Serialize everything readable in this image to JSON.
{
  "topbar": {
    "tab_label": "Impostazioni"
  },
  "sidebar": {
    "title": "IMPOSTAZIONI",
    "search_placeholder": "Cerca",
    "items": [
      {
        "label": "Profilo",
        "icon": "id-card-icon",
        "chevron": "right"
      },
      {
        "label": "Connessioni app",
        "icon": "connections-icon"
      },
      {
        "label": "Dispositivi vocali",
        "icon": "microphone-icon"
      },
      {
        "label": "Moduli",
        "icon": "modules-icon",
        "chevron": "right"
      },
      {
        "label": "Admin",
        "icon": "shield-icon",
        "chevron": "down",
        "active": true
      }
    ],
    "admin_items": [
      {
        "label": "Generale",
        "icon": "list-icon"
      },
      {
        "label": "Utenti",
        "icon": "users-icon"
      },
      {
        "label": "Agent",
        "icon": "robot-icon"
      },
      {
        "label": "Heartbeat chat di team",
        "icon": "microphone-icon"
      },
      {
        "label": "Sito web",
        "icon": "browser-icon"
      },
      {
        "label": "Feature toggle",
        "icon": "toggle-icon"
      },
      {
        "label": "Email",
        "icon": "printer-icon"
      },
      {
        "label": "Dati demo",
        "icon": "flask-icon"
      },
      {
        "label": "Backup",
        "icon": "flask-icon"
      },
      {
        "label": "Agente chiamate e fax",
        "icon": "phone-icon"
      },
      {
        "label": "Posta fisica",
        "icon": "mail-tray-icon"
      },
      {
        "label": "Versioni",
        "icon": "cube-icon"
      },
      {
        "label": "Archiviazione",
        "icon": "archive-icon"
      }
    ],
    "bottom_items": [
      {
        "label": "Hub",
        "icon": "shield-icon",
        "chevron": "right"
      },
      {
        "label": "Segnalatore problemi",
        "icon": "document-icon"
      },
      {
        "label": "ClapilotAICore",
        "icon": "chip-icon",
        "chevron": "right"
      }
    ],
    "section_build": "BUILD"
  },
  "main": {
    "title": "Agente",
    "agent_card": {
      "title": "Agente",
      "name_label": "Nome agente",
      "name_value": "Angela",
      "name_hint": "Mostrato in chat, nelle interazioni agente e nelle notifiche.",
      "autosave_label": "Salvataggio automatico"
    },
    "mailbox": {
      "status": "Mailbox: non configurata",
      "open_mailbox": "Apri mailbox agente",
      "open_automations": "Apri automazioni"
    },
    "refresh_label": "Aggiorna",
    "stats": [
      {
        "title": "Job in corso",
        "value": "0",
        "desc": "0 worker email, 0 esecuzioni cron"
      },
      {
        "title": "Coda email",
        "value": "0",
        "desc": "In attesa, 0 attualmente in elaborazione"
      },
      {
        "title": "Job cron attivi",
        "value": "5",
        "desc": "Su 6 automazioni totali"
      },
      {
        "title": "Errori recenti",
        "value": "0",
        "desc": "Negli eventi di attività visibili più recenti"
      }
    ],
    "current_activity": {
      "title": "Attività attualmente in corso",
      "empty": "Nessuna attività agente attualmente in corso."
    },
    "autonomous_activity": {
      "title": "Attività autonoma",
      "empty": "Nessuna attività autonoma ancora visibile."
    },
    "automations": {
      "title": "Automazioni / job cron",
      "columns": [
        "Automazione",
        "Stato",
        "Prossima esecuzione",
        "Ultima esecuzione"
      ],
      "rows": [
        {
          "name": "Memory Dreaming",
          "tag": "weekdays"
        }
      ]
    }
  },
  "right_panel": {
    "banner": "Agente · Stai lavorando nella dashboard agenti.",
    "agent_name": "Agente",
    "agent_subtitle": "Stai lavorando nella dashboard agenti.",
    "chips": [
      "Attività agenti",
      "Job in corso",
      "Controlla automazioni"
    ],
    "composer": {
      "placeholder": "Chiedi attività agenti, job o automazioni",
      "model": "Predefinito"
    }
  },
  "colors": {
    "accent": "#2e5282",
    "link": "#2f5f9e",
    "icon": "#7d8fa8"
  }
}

^^^^^^^^

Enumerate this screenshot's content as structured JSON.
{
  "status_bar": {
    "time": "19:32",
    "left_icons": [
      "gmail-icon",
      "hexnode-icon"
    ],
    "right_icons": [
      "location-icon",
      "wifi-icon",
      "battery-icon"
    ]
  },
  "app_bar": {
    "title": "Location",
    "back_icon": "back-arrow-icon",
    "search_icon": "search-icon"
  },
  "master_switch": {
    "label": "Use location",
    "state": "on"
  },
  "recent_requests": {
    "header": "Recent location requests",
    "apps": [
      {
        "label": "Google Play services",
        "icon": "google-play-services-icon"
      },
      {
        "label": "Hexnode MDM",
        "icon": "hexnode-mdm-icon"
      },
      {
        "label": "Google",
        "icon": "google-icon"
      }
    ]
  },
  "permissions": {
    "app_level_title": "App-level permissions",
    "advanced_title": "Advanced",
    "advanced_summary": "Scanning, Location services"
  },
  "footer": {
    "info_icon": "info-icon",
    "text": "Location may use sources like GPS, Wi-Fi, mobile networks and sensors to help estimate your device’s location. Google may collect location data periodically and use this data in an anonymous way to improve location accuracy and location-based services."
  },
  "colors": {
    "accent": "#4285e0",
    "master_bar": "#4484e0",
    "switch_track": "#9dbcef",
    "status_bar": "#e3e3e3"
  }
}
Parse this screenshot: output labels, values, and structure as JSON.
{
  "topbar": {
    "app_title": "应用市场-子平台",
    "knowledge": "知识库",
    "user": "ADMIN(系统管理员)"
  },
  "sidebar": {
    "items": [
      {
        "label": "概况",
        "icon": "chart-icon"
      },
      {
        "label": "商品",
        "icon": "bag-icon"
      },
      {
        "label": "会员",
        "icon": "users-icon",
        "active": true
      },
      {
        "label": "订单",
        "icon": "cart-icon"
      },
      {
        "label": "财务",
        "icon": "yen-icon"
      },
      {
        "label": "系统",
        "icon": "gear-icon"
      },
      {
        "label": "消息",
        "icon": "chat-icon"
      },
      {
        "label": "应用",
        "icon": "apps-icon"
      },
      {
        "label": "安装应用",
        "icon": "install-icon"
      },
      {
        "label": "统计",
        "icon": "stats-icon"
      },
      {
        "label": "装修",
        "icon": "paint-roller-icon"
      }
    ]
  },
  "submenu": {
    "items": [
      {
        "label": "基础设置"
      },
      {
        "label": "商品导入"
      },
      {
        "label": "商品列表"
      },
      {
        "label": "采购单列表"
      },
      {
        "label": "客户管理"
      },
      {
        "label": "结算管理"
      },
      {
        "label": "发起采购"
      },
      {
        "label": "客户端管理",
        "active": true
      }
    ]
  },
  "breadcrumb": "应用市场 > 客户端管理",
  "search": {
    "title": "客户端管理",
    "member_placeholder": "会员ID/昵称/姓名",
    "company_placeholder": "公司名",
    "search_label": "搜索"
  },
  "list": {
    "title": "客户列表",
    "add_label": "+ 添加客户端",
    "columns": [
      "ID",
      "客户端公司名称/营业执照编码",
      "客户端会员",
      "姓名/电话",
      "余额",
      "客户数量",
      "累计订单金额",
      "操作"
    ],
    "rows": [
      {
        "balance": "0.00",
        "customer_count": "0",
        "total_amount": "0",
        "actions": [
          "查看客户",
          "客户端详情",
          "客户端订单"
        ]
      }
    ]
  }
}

^^^^^^^^

DESCRIPTION OF THE TASK:
Only the number is wanted: how many lines in the entries above contain the word "screenshot"?

WRITTEN ANSWER:
2